** Start of Extracted information **
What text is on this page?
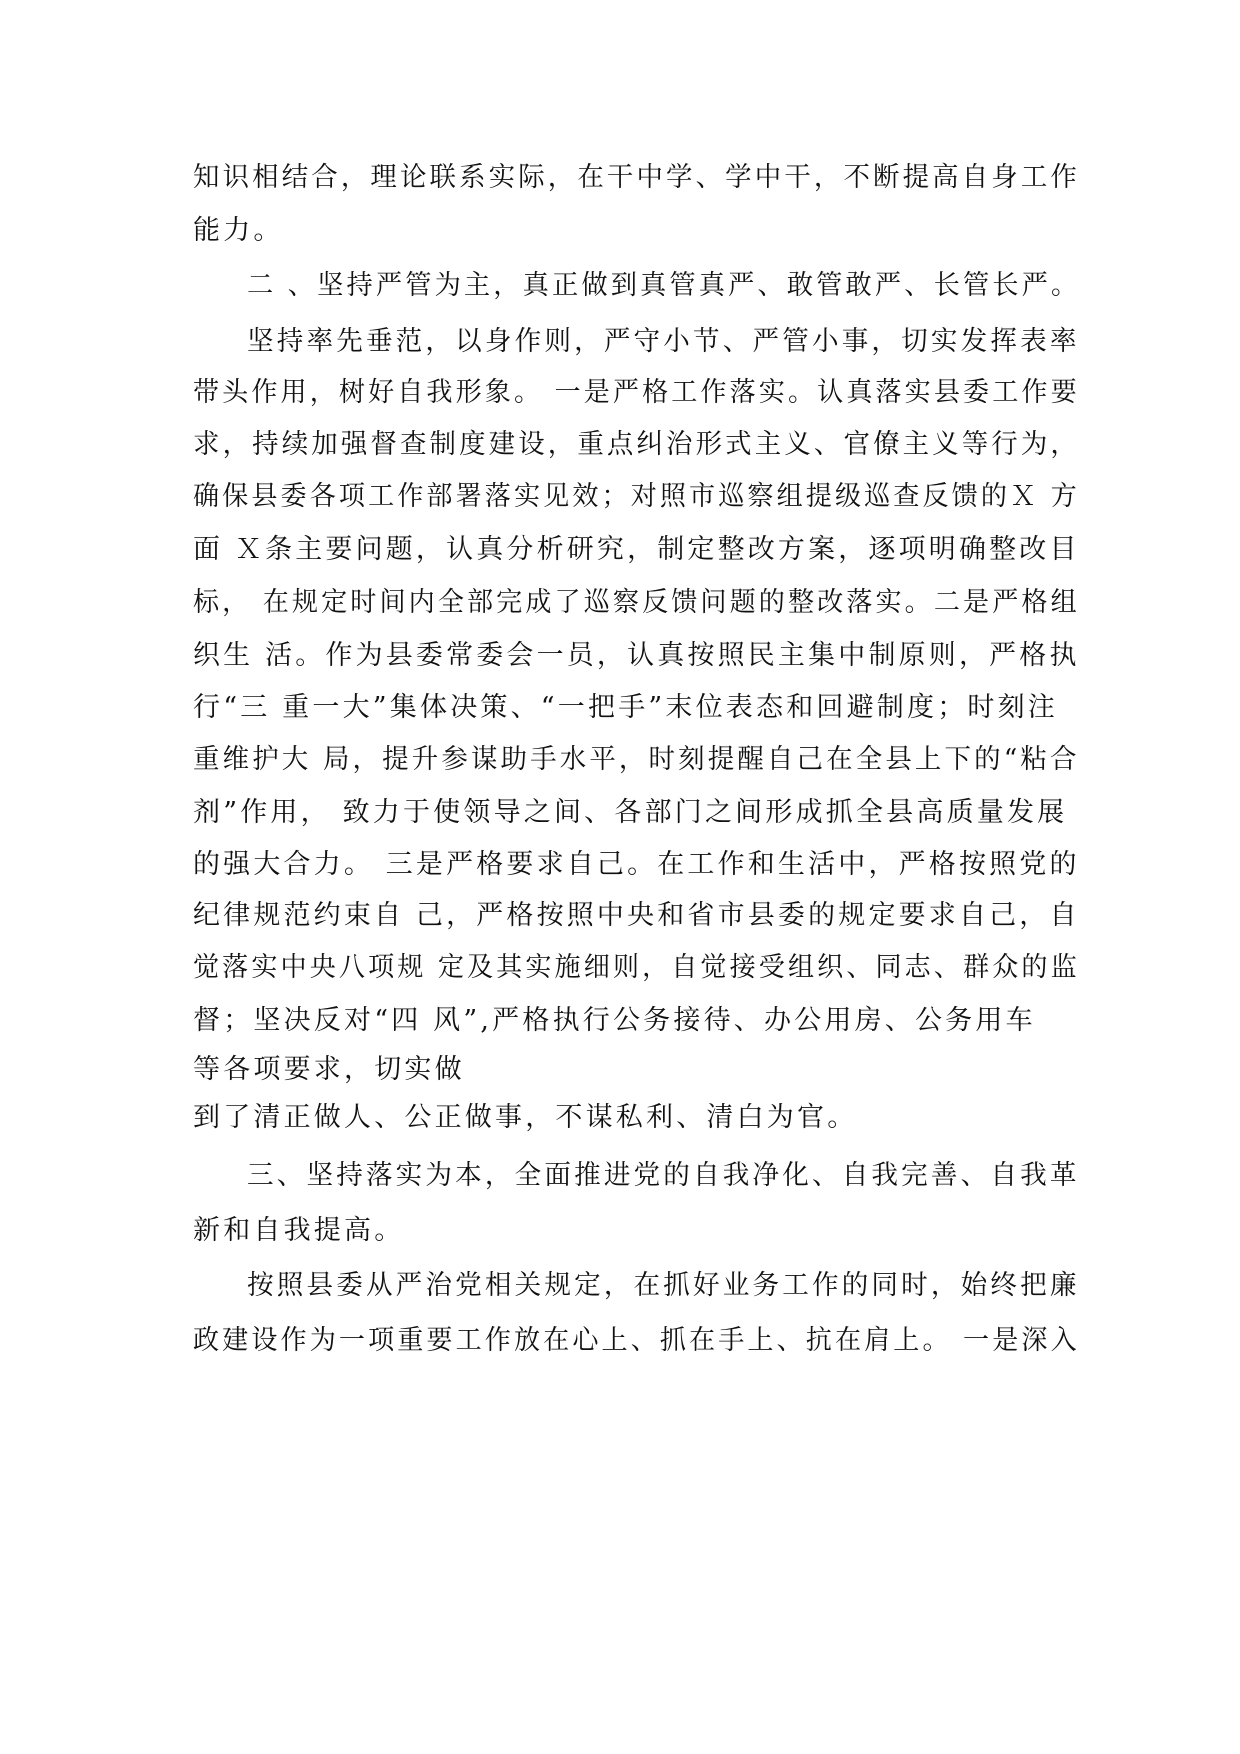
知识相结合，理论联系实际，在干中学、学中干，不断提高自身工作

能力。

二 、坚持严管为主，真正做到真管真严、敢管敢严、长管长严。

坚持率先垂范，以身作则，严守小节、严管小事，切实发挥表率

带头作用，树好自我形象。 一是严格工作落实。认真落实县委工作要

求，持续加强督查制度建设，重点纠治形式主义、官僚主义等行为，

确保县委各项工作部署落实见效；对照市巡察组提级巡查反馈的Ｘ 方

面 Ｘ条主要问题，认真分析研究，制定整改方案，逐项明确整改目

标， 在规定时间内全部完成了巡察反馈问题的整改落实。二是严格组

织生 活。作为县委常委会一员，认真按照民主集中制原则，严格执

行“三 重一大”集体决策、“一把手”末位表态和回避制度；时刻注

重维护大 局，提升参谋助手水平，时刻提醒自己在全县上下的“粘合

剂”作用， 致力于使领导之间、各部门之间形成抓全县高质量发展

的强大合力。 三是严格要求自己。在工作和生活中，严格按照党的

纪律规范约束自 己，严格按照中央和省市县委的规定要求自己，自

觉落实中央八项规 定及其实施细则，自觉接受组织、同志、群众的监

督；坚决反对“四 风”,严格执行公务接待、办公用房、公务用车

等各项要求，切实做

到了清正做人、公正做事，不谋私利、清白为官。

三、坚持落实为本，全面推进党的自我净化、自我完善、自我革

新和自我提高。

按照县委从严治党相关规定，在抓好业务工作的同时，始终把廉

政建设作为一项重要工作放在心上、抓在手上、抗在肩上。 一是深入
** End of Extracted information **
— Exercise brief —
Pictures are excluded; repeat every record exactly.

— Worked solution —
What text is on this page?
知识相结合，理论联系实际，在干中学、学中干，不断提高自身工作

能力。

二 、坚持严管为主，真正做到真管真严、敢管敢严、长管长严。

坚持率先垂范，以身作则，严守小节、严管小事，切实发挥表率

带头作用，树好自我形象。 一是严格工作落实。认真落实县委工作要

求，持续加强督查制度建设，重点纠治形式主义、官僚主义等行为，

确保县委各项工作部署落实见效；对照市巡察组提级巡查反馈的Ｘ 方

面 Ｘ条主要问题，认真分析研究，制定整改方案，逐项明确整改目

标， 在规定时间内全部完成了巡察反馈问题的整改落实。二是严格组

织生 活。作为县委常委会一员，认真按照民主集中制原则，严格执

行“三 重一大”集体决策、“一把手”末位表态和回避制度；时刻注

重维护大 局，提升参谋助手水平，时刻提醒自己在全县上下的“粘合

剂”作用， 致力于使领导之间、各部门之间形成抓全县高质量发展

的强大合力。 三是严格要求自己。在工作和生活中，严格按照党的

纪律规范约束自 己，严格按照中央和省市县委的规定要求自己，自

觉落实中央八项规 定及其实施细则，自觉接受组织、同志、群众的监

督；坚决反对“四 风”,严格执行公务接待、办公用房、公务用车

等各项要求，切实做

到了清正做人、公正做事，不谋私利、清白为官。

三、坚持落实为本，全面推进党的自我净化、自我完善、自我革

新和自我提高。

按照县委从严治党相关规定，在抓好业务工作的同时，始终把廉

政建设作为一项重要工作放在心上、抓在手上、抗在肩上。 一是深入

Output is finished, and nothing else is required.